[Written task] Collect and copy each line below that contains the string "aware". Uppercase and lowercase must match.

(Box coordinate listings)
-----

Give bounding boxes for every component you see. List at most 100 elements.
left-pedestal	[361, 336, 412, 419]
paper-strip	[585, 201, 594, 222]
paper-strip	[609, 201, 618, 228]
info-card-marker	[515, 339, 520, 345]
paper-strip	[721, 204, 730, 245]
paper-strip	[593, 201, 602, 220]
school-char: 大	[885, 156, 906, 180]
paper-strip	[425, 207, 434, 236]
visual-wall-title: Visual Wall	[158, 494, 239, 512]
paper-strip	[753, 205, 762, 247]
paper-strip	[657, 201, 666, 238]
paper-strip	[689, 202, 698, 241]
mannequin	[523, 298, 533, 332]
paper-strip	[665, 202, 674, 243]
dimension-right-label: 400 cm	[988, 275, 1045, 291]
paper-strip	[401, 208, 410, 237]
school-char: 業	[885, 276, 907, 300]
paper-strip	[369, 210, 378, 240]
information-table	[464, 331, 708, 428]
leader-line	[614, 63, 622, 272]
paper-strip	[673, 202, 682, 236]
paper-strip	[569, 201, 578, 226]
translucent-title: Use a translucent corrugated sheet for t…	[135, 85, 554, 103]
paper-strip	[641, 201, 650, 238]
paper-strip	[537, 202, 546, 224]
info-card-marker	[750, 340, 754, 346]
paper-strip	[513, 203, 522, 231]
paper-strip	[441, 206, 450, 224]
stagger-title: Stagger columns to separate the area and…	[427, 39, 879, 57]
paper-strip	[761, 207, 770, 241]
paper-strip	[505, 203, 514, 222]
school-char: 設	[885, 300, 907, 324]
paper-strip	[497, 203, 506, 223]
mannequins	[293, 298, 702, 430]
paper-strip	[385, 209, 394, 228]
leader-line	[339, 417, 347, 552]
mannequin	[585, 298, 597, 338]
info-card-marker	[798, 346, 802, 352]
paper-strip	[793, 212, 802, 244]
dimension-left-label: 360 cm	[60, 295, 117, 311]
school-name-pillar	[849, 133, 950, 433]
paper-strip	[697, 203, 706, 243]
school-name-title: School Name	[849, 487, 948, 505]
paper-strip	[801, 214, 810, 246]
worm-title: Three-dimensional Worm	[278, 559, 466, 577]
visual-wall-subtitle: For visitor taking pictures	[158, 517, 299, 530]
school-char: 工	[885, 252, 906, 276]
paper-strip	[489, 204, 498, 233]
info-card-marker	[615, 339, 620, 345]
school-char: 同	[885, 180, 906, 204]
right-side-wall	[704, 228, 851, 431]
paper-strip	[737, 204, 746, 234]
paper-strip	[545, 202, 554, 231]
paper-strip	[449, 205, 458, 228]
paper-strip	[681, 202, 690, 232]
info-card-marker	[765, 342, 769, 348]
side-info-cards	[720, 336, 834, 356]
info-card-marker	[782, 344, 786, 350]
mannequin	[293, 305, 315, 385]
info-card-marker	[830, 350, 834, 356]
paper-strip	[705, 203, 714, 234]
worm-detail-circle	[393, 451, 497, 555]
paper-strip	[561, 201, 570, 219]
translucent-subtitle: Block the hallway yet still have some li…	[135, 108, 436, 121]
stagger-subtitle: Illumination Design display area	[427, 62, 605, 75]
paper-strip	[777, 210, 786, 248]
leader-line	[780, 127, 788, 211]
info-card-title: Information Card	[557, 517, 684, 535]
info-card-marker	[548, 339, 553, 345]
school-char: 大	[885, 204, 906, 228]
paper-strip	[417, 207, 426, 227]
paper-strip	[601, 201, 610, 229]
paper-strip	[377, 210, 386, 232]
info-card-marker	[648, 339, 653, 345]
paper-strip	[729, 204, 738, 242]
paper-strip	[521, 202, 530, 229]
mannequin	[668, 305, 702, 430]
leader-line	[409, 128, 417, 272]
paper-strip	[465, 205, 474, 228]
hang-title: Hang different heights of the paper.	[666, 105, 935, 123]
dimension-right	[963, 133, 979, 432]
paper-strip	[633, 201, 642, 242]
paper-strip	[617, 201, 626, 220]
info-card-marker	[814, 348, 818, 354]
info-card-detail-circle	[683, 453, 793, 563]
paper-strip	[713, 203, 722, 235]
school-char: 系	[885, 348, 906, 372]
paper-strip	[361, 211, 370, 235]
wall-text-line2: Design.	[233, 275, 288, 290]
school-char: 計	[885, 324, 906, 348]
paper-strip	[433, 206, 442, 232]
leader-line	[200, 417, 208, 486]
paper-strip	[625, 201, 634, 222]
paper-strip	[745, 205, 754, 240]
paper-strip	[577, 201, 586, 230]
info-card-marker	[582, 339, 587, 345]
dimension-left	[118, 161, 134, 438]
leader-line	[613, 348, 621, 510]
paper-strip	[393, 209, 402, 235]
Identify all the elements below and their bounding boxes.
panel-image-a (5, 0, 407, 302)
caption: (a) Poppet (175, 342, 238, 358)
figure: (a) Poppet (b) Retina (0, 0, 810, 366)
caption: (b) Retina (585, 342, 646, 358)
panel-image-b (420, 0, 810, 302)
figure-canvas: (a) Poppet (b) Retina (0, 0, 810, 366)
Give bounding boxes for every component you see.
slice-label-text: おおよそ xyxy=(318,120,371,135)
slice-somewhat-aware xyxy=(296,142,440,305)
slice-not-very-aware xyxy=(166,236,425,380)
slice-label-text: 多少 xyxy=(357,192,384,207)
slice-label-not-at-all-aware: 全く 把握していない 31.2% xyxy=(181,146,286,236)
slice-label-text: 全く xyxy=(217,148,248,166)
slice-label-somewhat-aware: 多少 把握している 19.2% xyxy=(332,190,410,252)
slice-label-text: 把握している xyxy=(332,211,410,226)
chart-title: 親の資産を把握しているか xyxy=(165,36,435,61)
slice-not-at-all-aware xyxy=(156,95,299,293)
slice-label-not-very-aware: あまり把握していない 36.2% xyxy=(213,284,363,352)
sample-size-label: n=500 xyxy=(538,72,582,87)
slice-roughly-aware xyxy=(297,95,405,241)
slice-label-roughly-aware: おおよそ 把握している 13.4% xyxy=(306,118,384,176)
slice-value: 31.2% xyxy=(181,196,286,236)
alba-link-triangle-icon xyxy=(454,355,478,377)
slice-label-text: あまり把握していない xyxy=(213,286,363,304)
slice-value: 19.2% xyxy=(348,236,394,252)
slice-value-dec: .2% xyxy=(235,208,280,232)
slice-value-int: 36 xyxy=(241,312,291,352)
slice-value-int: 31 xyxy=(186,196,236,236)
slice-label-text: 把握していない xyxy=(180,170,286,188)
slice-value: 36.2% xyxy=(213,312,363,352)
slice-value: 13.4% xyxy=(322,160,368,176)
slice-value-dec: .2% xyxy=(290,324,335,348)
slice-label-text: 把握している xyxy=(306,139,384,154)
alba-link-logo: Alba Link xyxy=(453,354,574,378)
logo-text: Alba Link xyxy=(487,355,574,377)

-----

[The output]
slice-somewhat-aware xyxy=(296,142,440,305)
slice-not-very-aware xyxy=(166,236,425,380)
slice-label-not-at-all-aware: 全く 把握していない 31.2% xyxy=(181,146,286,236)
slice-label-somewhat-aware: 多少 把握している 19.2% xyxy=(332,190,410,252)
slice-not-at-all-aware xyxy=(156,95,299,293)
slice-label-not-very-aware: あまり把握していない 36.2% xyxy=(213,284,363,352)
slice-roughly-aware xyxy=(297,95,405,241)
slice-label-roughly-aware: おおよそ 把握している 13.4% xyxy=(306,118,384,176)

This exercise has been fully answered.